___ EXCERPTED DATA

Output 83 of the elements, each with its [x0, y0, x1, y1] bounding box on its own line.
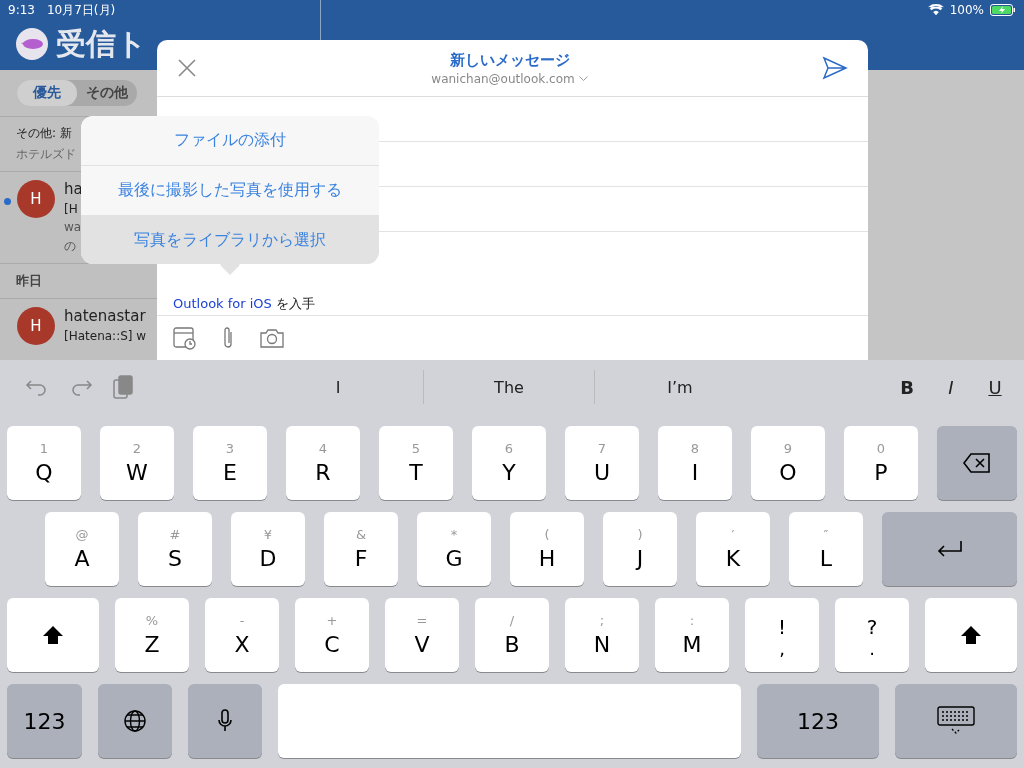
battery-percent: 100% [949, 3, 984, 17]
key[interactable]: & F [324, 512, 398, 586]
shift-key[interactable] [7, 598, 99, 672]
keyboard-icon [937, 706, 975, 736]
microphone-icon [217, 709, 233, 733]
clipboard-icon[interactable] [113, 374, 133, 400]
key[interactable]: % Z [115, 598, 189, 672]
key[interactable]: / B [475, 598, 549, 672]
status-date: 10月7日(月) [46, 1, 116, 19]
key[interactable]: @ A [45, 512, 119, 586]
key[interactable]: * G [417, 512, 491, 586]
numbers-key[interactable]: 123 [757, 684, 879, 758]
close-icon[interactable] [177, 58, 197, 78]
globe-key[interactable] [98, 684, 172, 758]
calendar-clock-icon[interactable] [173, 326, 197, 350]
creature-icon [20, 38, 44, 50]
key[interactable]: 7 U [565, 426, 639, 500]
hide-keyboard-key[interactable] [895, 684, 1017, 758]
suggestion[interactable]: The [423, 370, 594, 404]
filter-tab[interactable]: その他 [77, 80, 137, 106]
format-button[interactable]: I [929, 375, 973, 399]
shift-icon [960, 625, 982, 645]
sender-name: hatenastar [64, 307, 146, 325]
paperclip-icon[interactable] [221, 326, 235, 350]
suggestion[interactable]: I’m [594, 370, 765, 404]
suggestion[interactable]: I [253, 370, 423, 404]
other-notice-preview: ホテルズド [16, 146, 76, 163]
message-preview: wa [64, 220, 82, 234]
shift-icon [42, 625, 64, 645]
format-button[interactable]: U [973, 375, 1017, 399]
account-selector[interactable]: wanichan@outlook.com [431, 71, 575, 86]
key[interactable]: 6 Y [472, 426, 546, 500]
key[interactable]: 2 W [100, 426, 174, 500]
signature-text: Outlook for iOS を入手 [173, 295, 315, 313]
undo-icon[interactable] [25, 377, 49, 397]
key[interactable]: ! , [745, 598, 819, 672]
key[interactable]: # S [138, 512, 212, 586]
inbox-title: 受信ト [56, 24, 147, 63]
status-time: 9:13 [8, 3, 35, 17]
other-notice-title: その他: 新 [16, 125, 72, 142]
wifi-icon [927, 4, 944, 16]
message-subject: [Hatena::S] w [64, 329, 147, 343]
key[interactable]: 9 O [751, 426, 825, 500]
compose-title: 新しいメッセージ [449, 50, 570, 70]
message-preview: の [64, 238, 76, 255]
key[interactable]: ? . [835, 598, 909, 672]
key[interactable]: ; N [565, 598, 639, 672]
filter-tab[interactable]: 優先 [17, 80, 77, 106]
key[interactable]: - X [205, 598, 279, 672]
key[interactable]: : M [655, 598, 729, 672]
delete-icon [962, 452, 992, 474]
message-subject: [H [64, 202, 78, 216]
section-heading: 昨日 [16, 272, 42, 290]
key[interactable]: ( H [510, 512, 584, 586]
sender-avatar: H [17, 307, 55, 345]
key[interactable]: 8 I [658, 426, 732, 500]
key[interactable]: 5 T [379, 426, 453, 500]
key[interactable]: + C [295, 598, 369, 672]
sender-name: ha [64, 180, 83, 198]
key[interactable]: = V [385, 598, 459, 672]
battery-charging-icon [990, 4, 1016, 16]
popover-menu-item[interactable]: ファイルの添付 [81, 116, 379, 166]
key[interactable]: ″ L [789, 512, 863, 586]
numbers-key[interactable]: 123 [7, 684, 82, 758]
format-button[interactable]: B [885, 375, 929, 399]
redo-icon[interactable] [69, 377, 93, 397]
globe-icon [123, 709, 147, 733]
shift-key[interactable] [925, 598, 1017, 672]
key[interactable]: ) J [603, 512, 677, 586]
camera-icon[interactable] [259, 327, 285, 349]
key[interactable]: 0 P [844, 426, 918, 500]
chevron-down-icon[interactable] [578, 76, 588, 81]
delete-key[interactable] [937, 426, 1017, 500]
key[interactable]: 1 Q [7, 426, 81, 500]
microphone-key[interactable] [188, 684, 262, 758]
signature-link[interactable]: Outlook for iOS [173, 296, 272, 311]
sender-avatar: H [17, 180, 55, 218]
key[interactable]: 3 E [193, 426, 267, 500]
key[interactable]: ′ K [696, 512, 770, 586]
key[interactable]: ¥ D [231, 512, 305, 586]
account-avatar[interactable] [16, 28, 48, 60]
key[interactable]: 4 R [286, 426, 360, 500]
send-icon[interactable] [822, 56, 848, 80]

______
___ EXCERPTED DATA

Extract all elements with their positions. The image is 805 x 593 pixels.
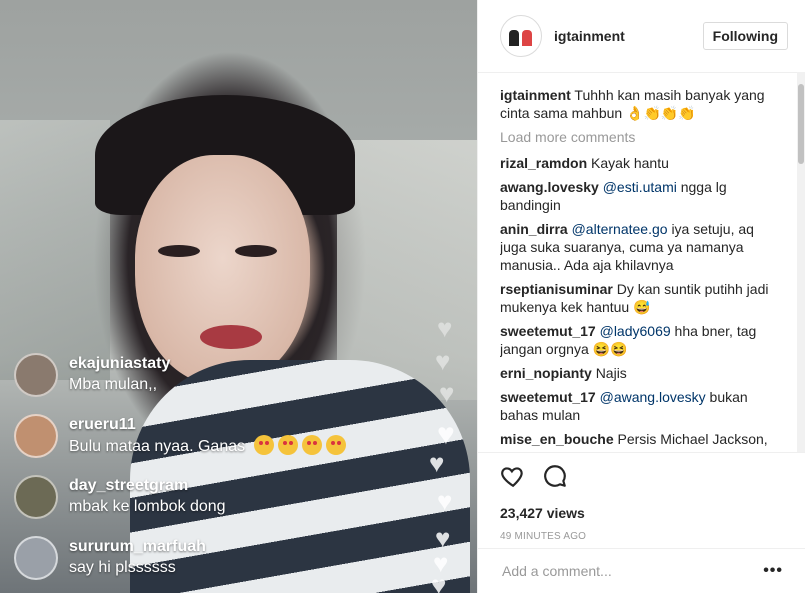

______

- WHAT YOU HAVE TO DO: Please reproduce the listing between the lines holding "Output 83 of" and "key[interactable]: @ A [45, 512, 119, 586]", inclusive, substituting "coordinate box" for "bounding box" and leaving everything else unchanged. Leave the pictures out of your answer.

- EXPECTED ANSWER:
Output 83 of the elements, each with its [x0, y0, x1, y1] coordinate box on its own line.
battery-percent: 100% [949, 3, 984, 17]
key[interactable]: & F [324, 512, 398, 586]
shift-key[interactable] [7, 598, 99, 672]
keyboard-icon [937, 706, 975, 736]
microphone-icon [217, 709, 233, 733]
clipboard-icon[interactable] [113, 374, 133, 400]
key[interactable]: % Z [115, 598, 189, 672]
key[interactable]: / B [475, 598, 549, 672]
status-date: 10月7日(月) [46, 1, 116, 19]
key[interactable]: @ A [45, 512, 119, 586]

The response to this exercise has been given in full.